Put the material's lines, from the line containing "X-axis label: Graphe" through the line containing "For every button, label, input, icon, or", into a JSON list of strings, one string per line, with blank lines left out.

#####

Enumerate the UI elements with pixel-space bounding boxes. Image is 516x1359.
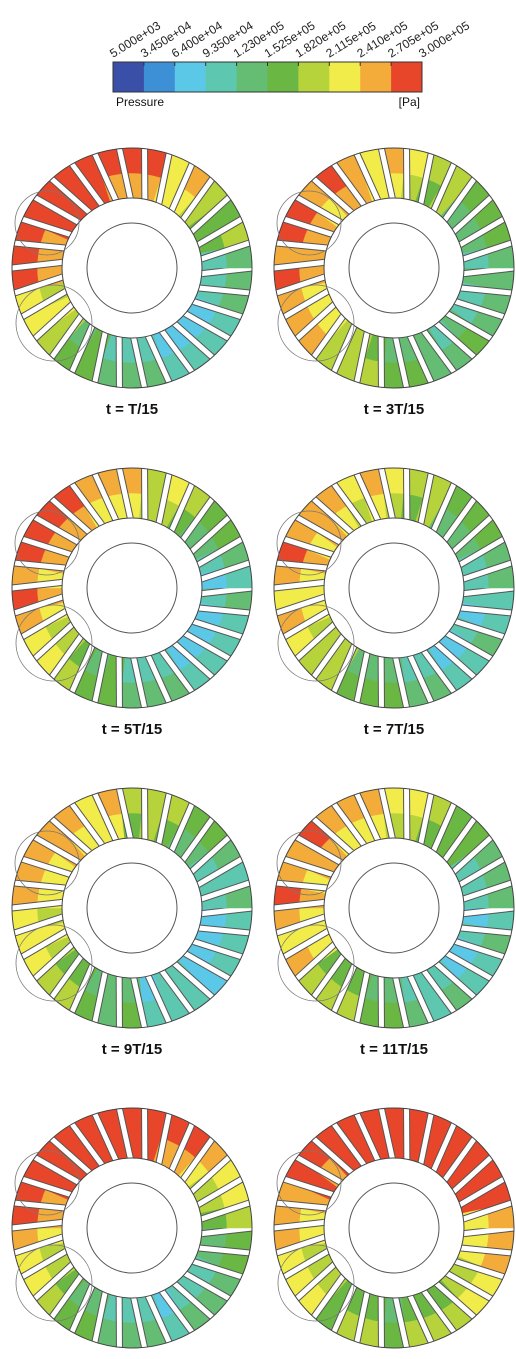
colorbar-swatch [144,62,175,92]
panel-caption: t = 9T/15 [102,1041,162,1058]
colorbar-swatch [113,62,144,92]
rotor-shaft [87,223,177,313]
panel-caption: t = 3T/15 [364,401,424,418]
rotor-panel [274,148,514,388]
rotor-panel [274,1108,514,1348]
colorbar-swatch [206,62,237,92]
panel-caption: t = 5T/15 [102,721,162,738]
colorbar-swatch [175,62,206,92]
colorbar-swatch [237,62,268,92]
rotor-panel [12,788,252,1028]
rotor-shaft [87,543,177,633]
panel-caption: t = 7T/15 [364,721,424,738]
rotor-shaft [349,1183,439,1273]
rotor-panel [12,468,252,708]
colorbar-swatch [360,62,391,92]
colorbar-swatch [329,62,360,92]
colorbar-unit: [Pa] [399,95,420,109]
rotor-shaft [87,1183,177,1273]
colorbar-swatch [268,62,299,92]
rotor-panel [12,148,252,388]
rotor-shaft [349,543,439,633]
panel-caption: t = T/15 [106,401,158,418]
rotor-shaft [349,223,439,313]
rotor-shaft [349,863,439,953]
rotor-shaft [87,863,177,953]
colorbar-swatch [391,62,422,92]
colorbar-title: Pressure [116,95,164,109]
panel-caption: t = 11T/15 [360,1041,428,1058]
colorbar-swatch [298,62,329,92]
rotor-panel [12,1108,252,1348]
rotor-panel [274,468,514,708]
rotor-panel [274,788,514,1028]
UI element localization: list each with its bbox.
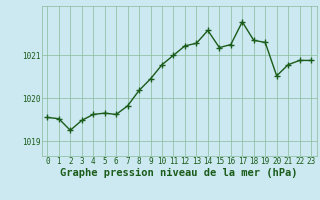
X-axis label: Graphe pression niveau de la mer (hPa): Graphe pression niveau de la mer (hPa) — [60, 168, 298, 178]
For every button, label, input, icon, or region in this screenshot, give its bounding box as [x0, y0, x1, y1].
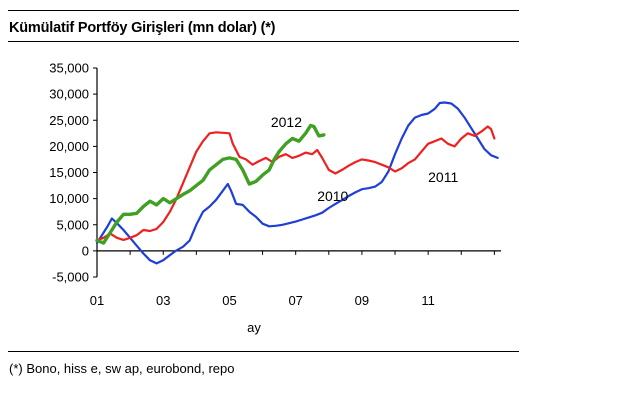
series-line-2012 — [95, 123, 326, 245]
x-tick-label: 01 — [90, 293, 104, 308]
title-rule — [8, 41, 519, 42]
footnote: (*) Bono, hiss e, sw ap, eurobond, repo — [9, 361, 235, 376]
y-tick-label: 30,000 — [49, 87, 89, 102]
x-tick-label: 07 — [288, 293, 302, 308]
x-tick-label: 09 — [355, 293, 369, 308]
chart-series-labels: 2010 2011 2012 — [271, 114, 459, 204]
x-tick-label: 05 — [222, 293, 236, 308]
series-line-2011 — [95, 125, 496, 242]
series-label-2010: 2010 — [317, 188, 348, 204]
x-tick-label: 11 — [421, 293, 435, 308]
chart-series — [95, 101, 499, 265]
y-tick-label: 0 — [82, 243, 89, 258]
series-line-2010 — [95, 101, 499, 265]
chart-axes: -5,000 0 5,000 10,000 15,000 20,000 25,000 30,0… — [49, 61, 501, 335]
y-tick-label: 5,000 — [56, 217, 89, 232]
y-tick-label: 35,000 — [49, 61, 89, 76]
x-tick-label: 03 — [156, 293, 170, 308]
top-rule — [8, 10, 519, 11]
series-label-2011: 2011 — [428, 169, 458, 185]
series-label-2012: 2012 — [271, 114, 302, 130]
y-tick-label: -5,000 — [52, 270, 89, 285]
y-tick-label: 20,000 — [49, 139, 89, 154]
y-tick-label: 10,000 — [49, 191, 89, 206]
y-tick-label: 25,000 — [49, 113, 89, 128]
footnote-rule — [8, 351, 519, 352]
x-axis-label: ay — [247, 320, 261, 335]
y-tick-label: 15,000 — [49, 165, 89, 180]
chart-title: Kümülatif Portföy Girişleri (mn dolar) (… — [9, 20, 276, 36]
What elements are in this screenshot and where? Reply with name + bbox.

#####

• Output of the task
[
  "X-axis label: Graphe pression niveau de la mer (hPa): Graphe pression niveau de la mer (hPa) — [60, 168, 298, 178]",
  "For every button, label, input, icon, or region in this screenshot, give its bounding box as [x0, y0, x1, y1]."
]